**WHAT TO WORK ON:**
Return each line containing "this".

--------------------

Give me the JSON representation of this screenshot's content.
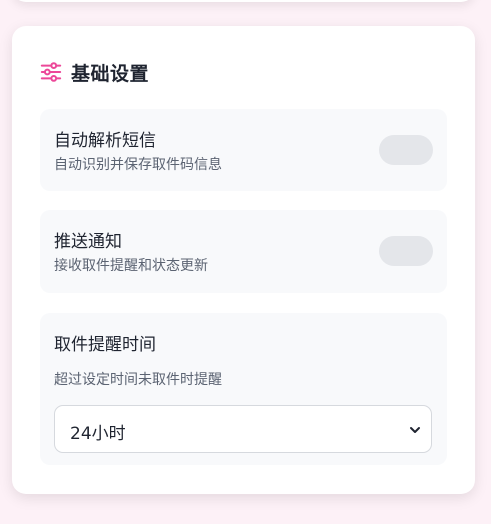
{
  "section": {
    "title": "基础设置",
    "icon": "sliders-icon",
    "accent_color": "#ec4899"
  },
  "settings": [
    {
      "label": "自动解析短信",
      "description": "自动识别并保存取件码信息",
      "enabled": false
    },
    {
      "label": "推送通知",
      "description": "接收取件提醒和状态更新",
      "enabled": false
    },
    {
      "label": "取件提醒时间",
      "description": "超过设定时间未取件时提醒",
      "selected": "24小时"
    }
  ]
}
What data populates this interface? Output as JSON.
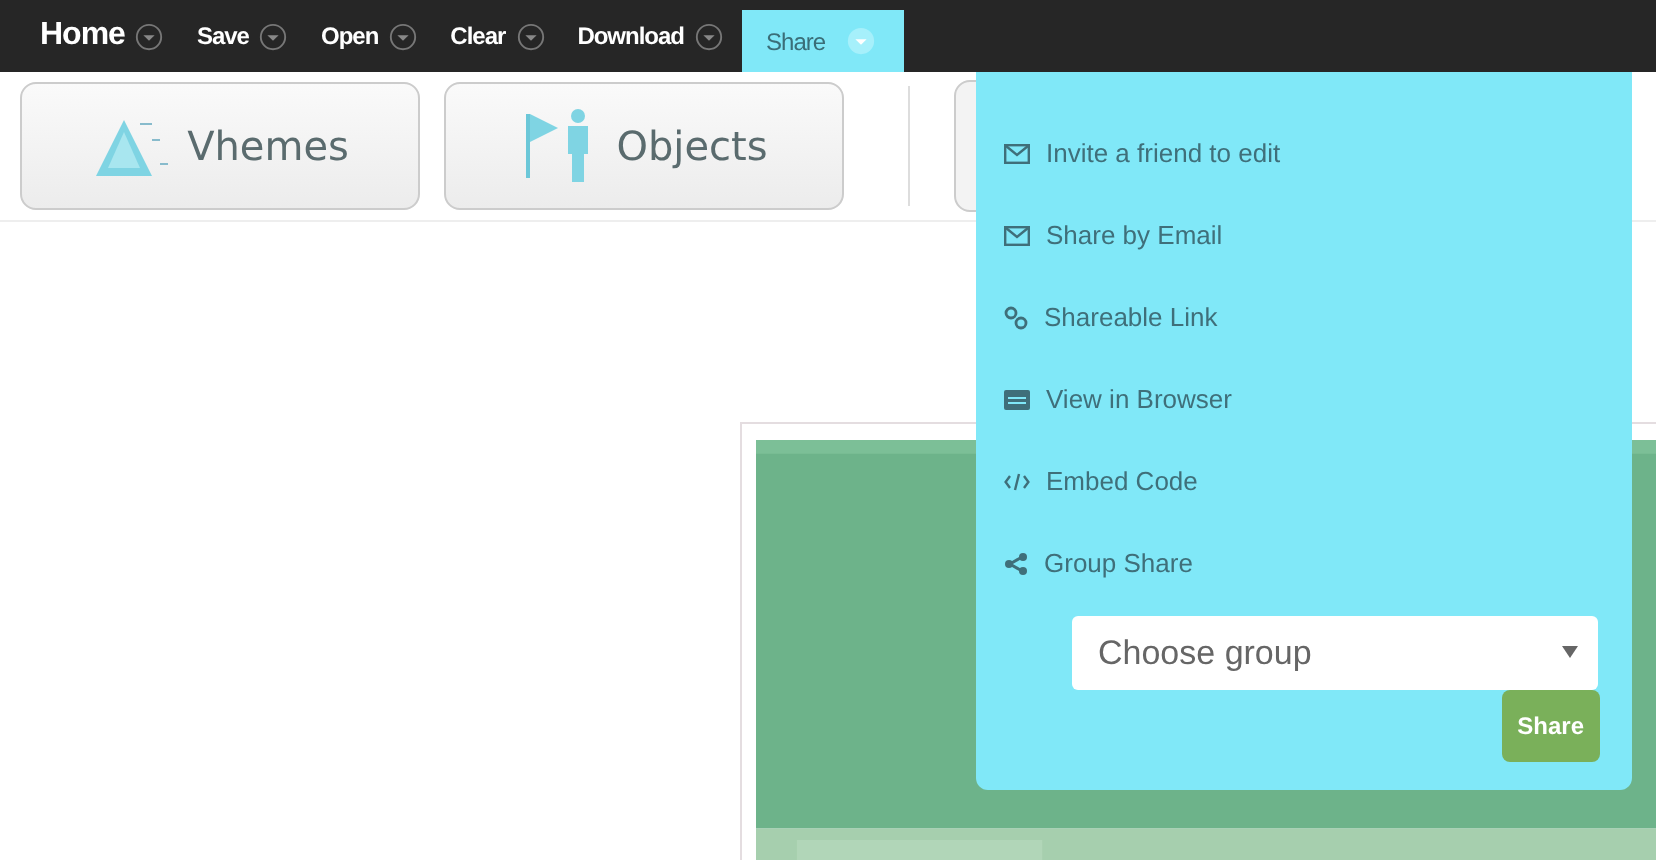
{
  "menu": [
    {
      "label": "Home",
      "selected": false
    },
    {
      "label": "Save",
      "selected": false
    },
    {
      "label": "Open",
      "selected": false
    },
    {
      "label": "Clear",
      "selected": false
    },
    {
      "label": "Download",
      "selected": false
    },
    {
      "label": "Share",
      "selected": true
    }
  ],
  "toolbar": [
    {
      "label": "Vhemes",
      "kind": "themes"
    },
    {
      "label": "Objects",
      "kind": "objects"
    }
  ],
  "share_menu": {
    "items": [
      {
        "label": "Invite a friend to edit",
        "kind": "mail"
      },
      {
        "label": "Share by Email",
        "kind": "mail"
      },
      {
        "label": "Shareable Link",
        "kind": "link"
      },
      {
        "label": "View in Browser",
        "kind": "browser"
      },
      {
        "label": "Embed Code",
        "kind": "code"
      },
      {
        "label": "Group Share",
        "kind": "share"
      }
    ],
    "group_select": {
      "placeholder": "Choose group"
    },
    "button": "Share"
  }
}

--------------------

**SOLUTION BELOW:**
Give me the JSON representation of this screenshot's content.
What data populates this interface? Output as JSON.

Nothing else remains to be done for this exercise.